REQUIRED WORK:
Please recast the data as a JSON list of strings with one string per line and no blank lines. Begin with the line containing "- value-cell-1990: 3: [837, 1323, 931, 1369]" and continue through the line containing "- table-row: [196, 1277, 1154, 1323]", including both of those lines.

Dataset excerpt:
— START —
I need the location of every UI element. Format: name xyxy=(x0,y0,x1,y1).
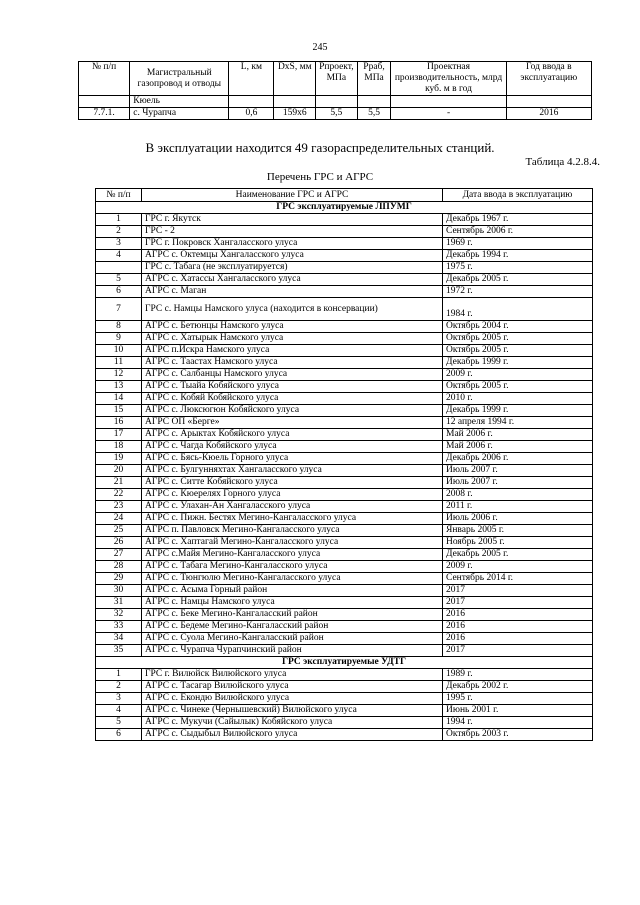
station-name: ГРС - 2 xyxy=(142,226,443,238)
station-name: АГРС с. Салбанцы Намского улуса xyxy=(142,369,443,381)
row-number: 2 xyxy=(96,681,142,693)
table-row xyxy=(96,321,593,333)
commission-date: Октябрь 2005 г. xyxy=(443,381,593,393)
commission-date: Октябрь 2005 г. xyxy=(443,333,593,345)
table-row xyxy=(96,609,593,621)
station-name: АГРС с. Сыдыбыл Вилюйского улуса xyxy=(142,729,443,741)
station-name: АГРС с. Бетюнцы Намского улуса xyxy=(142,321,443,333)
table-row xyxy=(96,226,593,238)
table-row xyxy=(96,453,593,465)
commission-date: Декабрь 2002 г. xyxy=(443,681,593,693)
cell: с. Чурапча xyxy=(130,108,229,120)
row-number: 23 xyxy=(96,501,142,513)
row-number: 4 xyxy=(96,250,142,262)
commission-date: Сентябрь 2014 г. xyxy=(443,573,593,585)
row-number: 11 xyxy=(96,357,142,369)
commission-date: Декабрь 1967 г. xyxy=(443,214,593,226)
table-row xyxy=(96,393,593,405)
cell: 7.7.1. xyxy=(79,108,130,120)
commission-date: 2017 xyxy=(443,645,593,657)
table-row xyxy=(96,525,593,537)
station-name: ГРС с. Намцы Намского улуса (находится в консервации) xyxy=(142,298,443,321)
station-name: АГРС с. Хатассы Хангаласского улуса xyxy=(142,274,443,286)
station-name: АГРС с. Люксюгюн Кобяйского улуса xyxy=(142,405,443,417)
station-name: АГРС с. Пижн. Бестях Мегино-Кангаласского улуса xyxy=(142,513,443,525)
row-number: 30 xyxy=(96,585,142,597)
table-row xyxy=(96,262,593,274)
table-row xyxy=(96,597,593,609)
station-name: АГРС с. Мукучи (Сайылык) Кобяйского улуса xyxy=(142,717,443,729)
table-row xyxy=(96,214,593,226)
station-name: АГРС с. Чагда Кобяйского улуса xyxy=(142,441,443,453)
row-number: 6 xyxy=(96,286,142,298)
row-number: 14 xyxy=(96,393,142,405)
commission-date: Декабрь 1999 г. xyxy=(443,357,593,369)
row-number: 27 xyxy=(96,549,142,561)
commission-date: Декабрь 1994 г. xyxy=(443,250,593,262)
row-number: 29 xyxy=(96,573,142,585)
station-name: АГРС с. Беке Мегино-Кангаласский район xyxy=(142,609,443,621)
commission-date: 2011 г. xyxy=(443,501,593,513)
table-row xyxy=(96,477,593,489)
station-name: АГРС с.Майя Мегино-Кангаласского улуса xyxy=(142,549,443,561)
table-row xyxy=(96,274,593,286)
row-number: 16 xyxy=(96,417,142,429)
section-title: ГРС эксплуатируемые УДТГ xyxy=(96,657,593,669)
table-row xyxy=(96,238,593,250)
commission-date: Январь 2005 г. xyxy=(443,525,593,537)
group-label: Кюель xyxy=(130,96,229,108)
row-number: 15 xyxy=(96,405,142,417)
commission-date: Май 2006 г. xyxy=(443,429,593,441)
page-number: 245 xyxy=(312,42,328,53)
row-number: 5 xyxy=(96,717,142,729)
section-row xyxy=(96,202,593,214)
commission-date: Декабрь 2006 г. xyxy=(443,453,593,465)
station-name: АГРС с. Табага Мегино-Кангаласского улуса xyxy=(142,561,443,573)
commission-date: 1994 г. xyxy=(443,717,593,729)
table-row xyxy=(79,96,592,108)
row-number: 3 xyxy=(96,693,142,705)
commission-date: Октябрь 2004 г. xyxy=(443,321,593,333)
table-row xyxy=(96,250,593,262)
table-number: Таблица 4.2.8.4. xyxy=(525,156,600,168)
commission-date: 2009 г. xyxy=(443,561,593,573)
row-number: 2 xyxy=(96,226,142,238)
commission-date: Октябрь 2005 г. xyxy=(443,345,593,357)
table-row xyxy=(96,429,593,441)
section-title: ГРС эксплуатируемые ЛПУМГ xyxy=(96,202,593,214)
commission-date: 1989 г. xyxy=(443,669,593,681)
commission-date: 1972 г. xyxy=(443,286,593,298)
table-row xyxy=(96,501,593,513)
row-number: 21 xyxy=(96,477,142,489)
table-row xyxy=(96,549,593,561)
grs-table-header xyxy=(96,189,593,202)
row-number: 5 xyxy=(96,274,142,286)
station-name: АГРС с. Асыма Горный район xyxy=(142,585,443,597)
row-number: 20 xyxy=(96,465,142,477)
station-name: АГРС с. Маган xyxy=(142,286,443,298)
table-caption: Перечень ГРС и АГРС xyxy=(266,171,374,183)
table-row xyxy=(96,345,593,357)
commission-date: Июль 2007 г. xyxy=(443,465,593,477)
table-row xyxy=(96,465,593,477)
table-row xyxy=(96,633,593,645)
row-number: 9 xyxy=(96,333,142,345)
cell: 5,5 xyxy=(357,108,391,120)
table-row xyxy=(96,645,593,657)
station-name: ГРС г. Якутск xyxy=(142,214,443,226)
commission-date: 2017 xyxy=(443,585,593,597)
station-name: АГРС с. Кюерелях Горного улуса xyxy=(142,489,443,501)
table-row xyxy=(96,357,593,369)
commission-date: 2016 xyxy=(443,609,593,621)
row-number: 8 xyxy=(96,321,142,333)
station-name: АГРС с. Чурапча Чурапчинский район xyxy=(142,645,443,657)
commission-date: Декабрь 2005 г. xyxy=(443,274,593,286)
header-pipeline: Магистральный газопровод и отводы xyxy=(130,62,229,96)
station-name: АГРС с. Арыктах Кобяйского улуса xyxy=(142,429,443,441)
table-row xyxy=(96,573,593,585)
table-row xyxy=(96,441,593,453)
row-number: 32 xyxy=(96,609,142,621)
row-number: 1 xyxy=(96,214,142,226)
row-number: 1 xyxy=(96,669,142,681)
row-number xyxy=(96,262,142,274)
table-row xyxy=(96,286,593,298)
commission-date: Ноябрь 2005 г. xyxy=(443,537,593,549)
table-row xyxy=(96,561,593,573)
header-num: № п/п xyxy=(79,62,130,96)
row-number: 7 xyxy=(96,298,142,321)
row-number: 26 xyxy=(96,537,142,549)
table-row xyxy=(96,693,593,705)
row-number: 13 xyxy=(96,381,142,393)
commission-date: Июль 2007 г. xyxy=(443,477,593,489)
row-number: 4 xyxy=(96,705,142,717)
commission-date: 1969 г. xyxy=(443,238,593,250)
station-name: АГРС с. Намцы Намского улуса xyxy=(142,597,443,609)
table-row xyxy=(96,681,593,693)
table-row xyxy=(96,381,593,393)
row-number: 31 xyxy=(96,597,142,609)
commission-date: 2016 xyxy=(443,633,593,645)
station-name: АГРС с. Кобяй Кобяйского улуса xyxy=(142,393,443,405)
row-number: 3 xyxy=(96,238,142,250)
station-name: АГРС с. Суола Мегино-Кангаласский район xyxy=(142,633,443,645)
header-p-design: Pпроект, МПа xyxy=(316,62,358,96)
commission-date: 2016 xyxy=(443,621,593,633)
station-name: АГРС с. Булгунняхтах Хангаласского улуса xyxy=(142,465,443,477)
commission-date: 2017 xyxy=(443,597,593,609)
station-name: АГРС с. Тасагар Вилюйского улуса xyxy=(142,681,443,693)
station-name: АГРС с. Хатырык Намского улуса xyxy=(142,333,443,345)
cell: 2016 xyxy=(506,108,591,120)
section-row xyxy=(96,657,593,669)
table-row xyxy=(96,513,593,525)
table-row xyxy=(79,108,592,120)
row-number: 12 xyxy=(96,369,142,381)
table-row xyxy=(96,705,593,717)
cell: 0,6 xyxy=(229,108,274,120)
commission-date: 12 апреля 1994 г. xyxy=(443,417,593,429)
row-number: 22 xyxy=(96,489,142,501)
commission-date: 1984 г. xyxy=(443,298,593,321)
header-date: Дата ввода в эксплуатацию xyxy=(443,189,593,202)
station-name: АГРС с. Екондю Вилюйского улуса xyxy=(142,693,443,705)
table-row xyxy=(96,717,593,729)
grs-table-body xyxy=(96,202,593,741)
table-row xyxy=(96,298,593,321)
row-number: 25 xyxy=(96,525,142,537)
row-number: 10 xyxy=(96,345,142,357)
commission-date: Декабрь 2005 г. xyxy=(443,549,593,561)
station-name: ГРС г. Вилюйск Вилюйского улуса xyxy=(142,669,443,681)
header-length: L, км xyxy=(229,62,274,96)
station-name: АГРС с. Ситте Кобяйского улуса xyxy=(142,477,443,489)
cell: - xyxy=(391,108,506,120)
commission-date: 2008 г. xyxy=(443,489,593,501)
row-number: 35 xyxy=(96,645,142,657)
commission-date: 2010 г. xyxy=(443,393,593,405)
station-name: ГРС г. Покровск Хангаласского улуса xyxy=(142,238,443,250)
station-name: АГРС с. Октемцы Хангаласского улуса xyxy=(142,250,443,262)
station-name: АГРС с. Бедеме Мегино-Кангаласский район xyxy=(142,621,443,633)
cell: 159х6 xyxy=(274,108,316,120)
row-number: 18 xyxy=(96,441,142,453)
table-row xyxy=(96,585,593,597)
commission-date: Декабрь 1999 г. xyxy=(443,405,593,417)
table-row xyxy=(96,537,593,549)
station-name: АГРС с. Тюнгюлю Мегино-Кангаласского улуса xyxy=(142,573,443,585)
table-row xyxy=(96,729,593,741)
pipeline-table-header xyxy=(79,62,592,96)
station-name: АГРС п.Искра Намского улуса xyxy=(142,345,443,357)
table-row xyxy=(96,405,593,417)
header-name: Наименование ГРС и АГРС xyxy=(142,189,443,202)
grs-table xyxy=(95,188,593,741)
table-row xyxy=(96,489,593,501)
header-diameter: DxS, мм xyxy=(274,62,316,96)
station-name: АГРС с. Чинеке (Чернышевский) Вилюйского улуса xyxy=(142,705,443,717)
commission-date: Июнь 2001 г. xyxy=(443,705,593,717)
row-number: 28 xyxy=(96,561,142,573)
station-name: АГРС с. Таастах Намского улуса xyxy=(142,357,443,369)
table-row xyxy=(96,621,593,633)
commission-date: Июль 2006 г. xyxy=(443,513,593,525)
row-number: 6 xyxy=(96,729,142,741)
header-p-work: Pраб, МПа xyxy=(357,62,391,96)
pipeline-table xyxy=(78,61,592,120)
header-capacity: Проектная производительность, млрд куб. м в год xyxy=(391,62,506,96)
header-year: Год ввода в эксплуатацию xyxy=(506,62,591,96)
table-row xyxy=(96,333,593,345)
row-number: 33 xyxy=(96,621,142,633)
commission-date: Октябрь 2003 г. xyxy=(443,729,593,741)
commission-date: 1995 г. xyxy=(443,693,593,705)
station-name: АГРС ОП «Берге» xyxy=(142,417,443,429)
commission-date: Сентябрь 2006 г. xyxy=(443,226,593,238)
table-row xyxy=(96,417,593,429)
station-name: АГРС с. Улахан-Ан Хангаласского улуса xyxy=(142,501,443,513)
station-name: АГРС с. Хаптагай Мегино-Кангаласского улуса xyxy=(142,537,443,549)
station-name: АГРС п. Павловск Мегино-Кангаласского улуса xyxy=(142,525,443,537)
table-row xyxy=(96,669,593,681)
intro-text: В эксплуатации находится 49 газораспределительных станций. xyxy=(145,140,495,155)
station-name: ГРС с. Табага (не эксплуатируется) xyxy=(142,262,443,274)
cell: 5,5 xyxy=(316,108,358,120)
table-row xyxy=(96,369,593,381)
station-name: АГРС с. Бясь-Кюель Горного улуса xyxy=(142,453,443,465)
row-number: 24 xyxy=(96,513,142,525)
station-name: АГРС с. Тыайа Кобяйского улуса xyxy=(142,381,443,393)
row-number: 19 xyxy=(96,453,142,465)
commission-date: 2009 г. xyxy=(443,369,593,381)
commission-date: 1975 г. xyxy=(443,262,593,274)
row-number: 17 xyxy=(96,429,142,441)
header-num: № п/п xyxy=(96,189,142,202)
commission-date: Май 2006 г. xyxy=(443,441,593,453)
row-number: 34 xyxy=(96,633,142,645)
— END —
— START —
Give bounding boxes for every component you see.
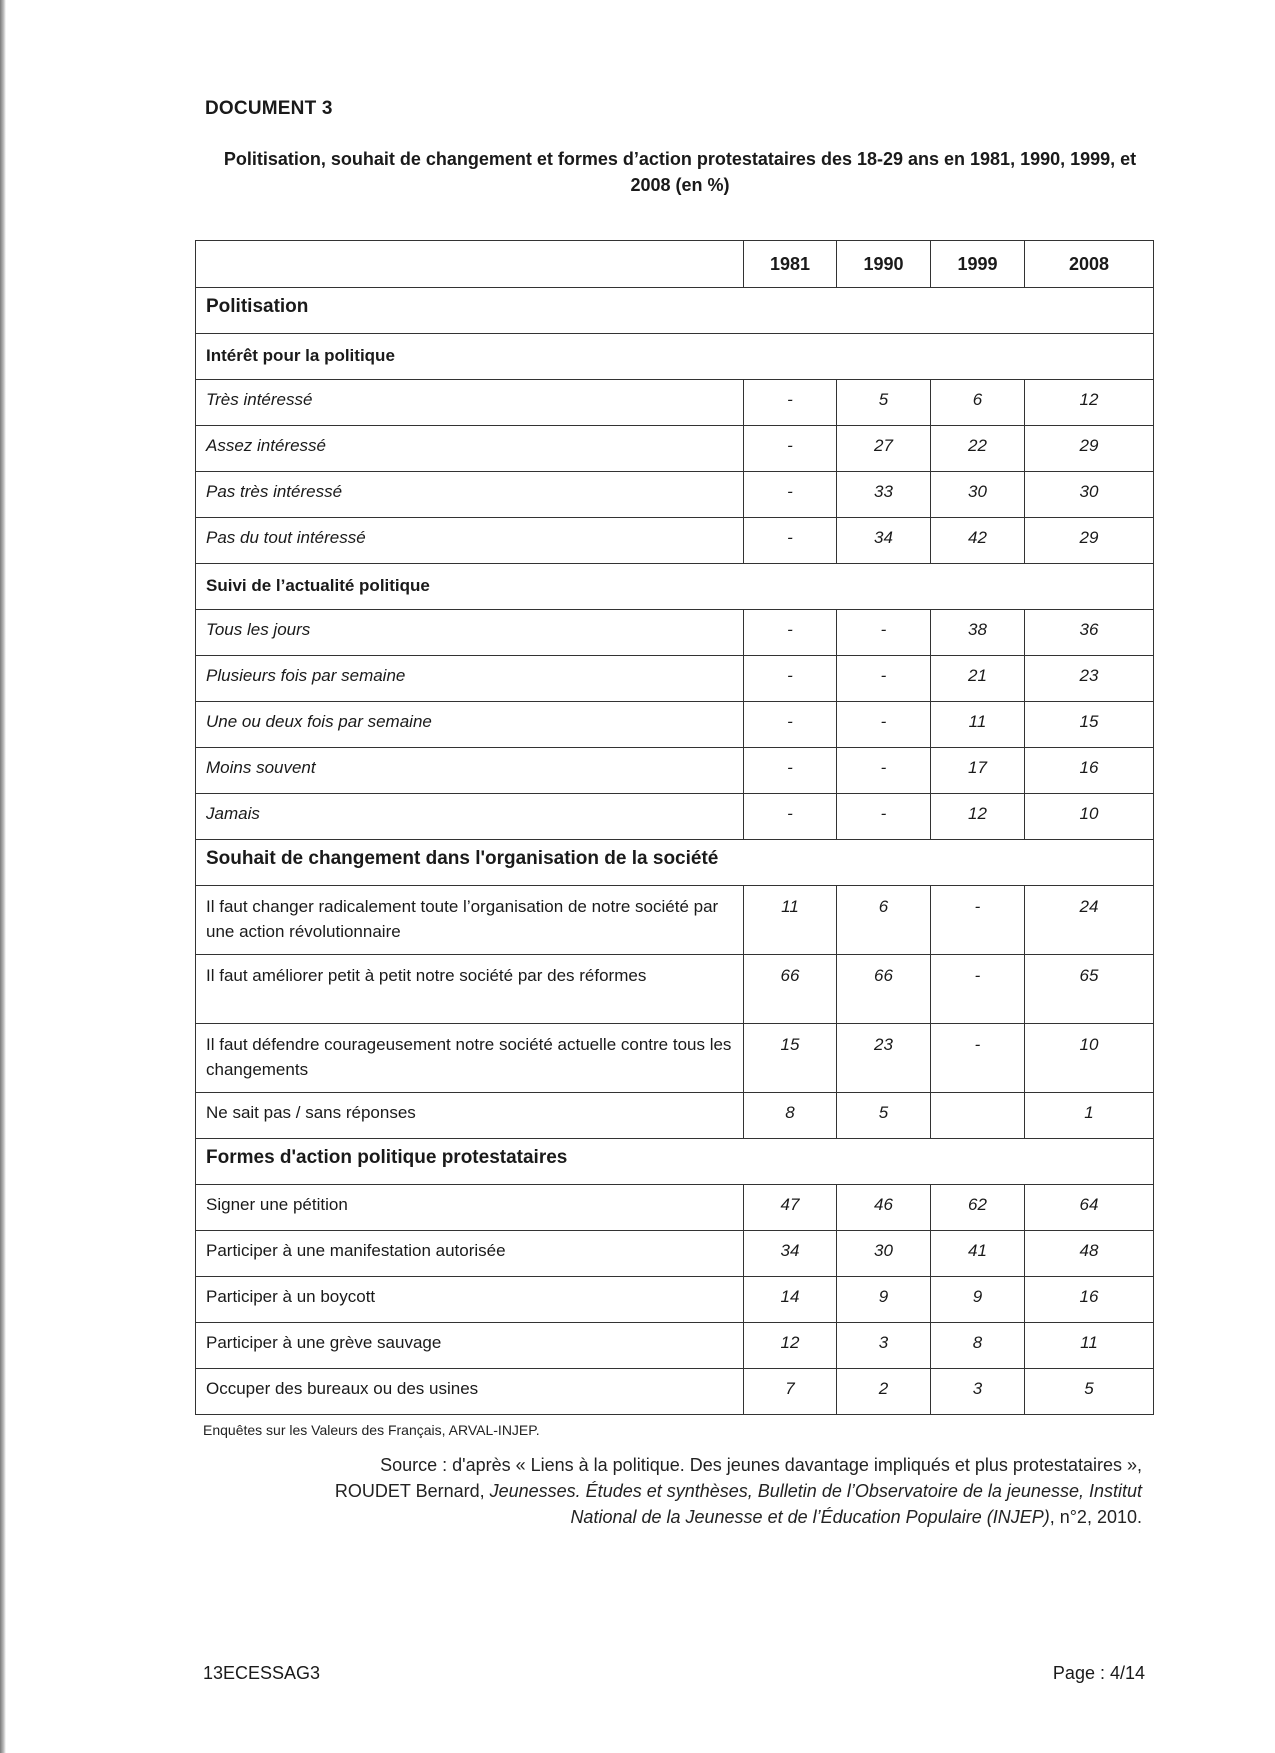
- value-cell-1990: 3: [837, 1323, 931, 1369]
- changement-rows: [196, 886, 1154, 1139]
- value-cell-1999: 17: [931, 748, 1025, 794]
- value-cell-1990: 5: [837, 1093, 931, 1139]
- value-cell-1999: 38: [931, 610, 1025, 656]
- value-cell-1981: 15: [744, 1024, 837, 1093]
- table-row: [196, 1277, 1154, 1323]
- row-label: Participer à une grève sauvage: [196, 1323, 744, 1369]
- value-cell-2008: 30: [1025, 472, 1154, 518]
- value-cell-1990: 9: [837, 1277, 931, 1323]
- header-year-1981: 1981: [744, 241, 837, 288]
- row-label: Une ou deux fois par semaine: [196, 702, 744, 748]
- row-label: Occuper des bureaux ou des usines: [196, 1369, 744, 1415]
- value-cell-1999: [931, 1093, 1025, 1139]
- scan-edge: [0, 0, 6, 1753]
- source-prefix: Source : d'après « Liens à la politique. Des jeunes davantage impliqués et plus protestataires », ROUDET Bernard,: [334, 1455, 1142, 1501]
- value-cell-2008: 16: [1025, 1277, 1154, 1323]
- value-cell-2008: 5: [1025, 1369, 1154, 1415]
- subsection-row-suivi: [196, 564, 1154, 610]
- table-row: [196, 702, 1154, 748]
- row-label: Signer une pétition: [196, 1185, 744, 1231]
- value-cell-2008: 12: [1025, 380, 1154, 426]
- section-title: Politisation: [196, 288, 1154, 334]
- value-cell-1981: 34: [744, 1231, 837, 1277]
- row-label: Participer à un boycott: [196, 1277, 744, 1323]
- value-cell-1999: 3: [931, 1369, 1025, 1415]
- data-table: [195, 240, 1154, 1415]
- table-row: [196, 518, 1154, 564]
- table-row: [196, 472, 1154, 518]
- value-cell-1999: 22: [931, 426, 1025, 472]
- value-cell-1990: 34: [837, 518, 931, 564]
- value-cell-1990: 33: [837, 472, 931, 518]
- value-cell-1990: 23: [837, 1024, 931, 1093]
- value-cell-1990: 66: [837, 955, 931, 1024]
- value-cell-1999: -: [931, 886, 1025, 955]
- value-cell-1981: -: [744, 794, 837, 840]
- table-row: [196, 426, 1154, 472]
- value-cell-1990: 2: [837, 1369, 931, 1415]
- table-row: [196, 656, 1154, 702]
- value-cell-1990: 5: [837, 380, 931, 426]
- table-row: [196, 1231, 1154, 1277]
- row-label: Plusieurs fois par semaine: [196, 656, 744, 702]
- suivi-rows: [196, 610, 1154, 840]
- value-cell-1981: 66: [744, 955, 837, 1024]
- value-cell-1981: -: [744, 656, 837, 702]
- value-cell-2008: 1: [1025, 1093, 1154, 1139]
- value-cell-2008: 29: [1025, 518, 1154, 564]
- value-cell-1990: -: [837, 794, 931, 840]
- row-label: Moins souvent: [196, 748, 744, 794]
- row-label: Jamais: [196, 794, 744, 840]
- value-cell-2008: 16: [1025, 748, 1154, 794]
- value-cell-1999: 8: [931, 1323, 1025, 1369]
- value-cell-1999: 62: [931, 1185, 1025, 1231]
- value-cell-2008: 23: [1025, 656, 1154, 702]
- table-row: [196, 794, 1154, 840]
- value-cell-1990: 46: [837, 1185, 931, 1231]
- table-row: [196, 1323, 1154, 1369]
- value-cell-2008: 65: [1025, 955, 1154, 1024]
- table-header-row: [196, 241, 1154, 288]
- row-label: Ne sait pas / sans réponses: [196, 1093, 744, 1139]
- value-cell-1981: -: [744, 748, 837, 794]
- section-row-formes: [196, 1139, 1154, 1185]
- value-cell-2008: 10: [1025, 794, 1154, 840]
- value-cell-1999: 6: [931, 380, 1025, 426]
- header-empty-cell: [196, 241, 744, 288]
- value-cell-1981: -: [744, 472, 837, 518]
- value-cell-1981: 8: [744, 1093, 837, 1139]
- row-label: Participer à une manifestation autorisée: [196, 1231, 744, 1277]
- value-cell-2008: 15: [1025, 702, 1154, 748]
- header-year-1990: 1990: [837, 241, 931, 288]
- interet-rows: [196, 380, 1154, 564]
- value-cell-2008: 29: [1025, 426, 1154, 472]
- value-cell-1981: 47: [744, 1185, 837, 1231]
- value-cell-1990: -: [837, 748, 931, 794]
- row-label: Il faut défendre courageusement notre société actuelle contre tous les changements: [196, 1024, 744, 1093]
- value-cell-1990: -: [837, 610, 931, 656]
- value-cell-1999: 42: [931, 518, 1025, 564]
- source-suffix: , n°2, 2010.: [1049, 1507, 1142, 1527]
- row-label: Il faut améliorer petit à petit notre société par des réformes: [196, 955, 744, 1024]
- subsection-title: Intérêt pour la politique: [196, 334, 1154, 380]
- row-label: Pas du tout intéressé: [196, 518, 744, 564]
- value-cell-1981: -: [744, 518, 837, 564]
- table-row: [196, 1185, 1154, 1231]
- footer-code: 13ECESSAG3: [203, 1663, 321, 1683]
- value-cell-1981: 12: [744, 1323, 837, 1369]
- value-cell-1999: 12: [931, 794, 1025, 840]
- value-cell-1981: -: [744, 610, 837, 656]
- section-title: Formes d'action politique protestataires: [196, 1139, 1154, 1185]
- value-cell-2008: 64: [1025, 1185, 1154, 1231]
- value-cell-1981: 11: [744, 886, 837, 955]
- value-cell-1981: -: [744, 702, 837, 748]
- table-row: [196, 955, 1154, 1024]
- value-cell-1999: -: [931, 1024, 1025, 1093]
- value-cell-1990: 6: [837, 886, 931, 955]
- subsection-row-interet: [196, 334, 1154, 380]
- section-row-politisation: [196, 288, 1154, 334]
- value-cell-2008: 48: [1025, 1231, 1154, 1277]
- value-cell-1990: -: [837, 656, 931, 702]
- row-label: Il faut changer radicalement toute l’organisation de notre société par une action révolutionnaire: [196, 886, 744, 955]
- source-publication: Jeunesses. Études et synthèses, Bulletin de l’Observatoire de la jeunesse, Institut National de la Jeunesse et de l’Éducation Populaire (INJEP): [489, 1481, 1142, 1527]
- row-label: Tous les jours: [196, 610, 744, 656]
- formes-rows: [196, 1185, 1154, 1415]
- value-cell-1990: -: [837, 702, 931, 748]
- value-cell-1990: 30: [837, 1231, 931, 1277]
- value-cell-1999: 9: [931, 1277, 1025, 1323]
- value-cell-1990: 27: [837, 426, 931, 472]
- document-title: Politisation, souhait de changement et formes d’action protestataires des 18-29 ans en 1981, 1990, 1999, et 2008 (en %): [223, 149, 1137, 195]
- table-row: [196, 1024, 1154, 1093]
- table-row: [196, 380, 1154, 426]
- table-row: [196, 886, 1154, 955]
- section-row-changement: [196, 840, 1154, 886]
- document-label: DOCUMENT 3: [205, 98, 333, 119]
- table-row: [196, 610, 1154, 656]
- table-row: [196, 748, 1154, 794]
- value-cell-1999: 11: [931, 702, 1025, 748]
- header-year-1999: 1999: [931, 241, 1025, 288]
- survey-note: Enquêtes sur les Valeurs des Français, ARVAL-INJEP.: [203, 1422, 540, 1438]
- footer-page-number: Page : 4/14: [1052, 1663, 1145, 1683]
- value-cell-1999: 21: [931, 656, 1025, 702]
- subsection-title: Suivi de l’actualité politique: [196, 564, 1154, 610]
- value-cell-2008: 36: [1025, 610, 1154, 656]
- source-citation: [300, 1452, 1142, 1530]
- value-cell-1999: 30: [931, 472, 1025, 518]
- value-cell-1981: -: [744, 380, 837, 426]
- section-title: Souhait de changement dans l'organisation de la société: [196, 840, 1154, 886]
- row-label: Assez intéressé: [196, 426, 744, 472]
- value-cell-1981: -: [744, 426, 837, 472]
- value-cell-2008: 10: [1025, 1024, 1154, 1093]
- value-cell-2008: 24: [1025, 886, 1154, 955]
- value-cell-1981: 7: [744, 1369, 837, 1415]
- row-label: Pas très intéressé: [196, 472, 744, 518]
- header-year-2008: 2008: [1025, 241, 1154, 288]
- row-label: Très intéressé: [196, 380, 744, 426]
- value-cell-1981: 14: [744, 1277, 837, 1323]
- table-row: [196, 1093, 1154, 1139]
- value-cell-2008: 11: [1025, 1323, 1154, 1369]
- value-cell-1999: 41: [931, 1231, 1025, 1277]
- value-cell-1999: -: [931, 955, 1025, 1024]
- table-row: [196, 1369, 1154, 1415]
— END —
TASK OUTPUT:
[
  "- value-cell-1990: 3: [837, 1323, 931, 1369]",
  "- changement-rows: [196, 886, 1154, 1139]",
  "- value-cell-1999: 17: [931, 748, 1025, 794]",
  "- value-cell-1990: 5: [837, 1093, 931, 1139]",
  "- value-cell-1999: 38: [931, 610, 1025, 656]",
  "- value-cell-1981: 15: [744, 1024, 837, 1093]",
  "- table-row: [196, 1277, 1154, 1323]"
]